EXCERPTED DATA:
* * *
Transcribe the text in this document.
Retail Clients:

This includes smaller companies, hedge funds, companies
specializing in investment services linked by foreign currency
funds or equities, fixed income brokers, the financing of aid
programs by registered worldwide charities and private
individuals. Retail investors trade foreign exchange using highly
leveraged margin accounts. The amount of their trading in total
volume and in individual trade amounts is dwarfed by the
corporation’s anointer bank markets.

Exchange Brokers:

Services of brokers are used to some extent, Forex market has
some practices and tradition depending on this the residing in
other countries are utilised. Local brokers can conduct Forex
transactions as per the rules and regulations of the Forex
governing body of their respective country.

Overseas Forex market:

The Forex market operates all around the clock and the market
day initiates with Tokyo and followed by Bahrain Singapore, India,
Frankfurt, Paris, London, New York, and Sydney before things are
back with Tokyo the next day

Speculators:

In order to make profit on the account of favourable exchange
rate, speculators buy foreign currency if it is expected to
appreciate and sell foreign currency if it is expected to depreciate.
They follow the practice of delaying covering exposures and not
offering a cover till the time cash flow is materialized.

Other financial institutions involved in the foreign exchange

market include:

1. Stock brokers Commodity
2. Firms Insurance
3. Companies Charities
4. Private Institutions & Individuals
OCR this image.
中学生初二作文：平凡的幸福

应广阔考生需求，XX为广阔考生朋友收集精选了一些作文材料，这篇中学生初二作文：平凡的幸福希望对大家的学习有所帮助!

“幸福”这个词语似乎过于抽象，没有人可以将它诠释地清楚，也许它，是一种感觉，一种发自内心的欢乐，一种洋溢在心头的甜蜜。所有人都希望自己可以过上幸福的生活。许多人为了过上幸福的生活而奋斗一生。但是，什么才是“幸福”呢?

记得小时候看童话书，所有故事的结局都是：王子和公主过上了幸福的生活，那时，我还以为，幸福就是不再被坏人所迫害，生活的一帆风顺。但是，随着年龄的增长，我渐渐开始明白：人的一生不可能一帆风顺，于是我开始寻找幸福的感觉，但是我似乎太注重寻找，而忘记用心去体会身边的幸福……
* * *
OBJECTIVE:
Print the material once more, exactly.

TASK SOLUTION:
Transcribe the text in this document.
Retail Clients:

This includes smaller companies, hedge funds, companies
specializing in investment services linked by foreign currency
funds or equities, fixed income brokers, the financing of aid
programs by registered worldwide charities and private
individuals. Retail investors trade foreign exchange using highly
leveraged margin accounts. The amount of their trading in total
volume and in individual trade amounts is dwarfed by the
corporation’s anointer bank markets.

Exchange Brokers:

Services of brokers are used to some extent, Forex market has
some practices and tradition depending on this the residing in
other countries are utilised. Local brokers can conduct Forex
transactions as per the rules and regulations of the Forex
governing body of their respective country.

Overseas Forex market:

The Forex market operates all around the clock and the market
day initiates with Tokyo and followed by Bahrain Singapore, India,
Frankfurt, Paris, London, New York, and Sydney before things are
back with Tokyo the next day

Speculators:

In order to make profit on the account of favourable exchange
rate, speculators buy foreign currency if it is expected to
appreciate and sell foreign currency if it is expected to depreciate.
They follow the practice of delaying covering exposures and not
offering a cover till the time cash flow is materialized.

Other financial institutions involved in the foreign exchange

market include:

1. Stock brokers Commodity
2. Firms Insurance
3. Companies Charities
4. Private Institutions & Individuals
OCR this image.
中学生初二作文：平凡的幸福

应广阔考生需求，XX为广阔考生朋友收集精选了一些作文材料，这篇中学生初二作文：平凡的幸福希望对大家的学习有所帮助!

“幸福”这个词语似乎过于抽象，没有人可以将它诠释地清楚，也许它，是一种感觉，一种发自内心的欢乐，一种洋溢在心头的甜蜜。所有人都希望自己可以过上幸福的生活。许多人为了过上幸福的生活而奋斗一生。但是，什么才是“幸福”呢?

记得小时候看童话书，所有故事的结局都是：王子和公主过上了幸福的生活，那时，我还以为，幸福就是不再被坏人所迫害，生活的一帆风顺。但是，随着年龄的增长，我渐渐开始明白：人的一生不可能一帆风顺，于是我开始寻找幸福的感觉，但是我似乎太注重寻找，而忘记用心去体会身边的幸福……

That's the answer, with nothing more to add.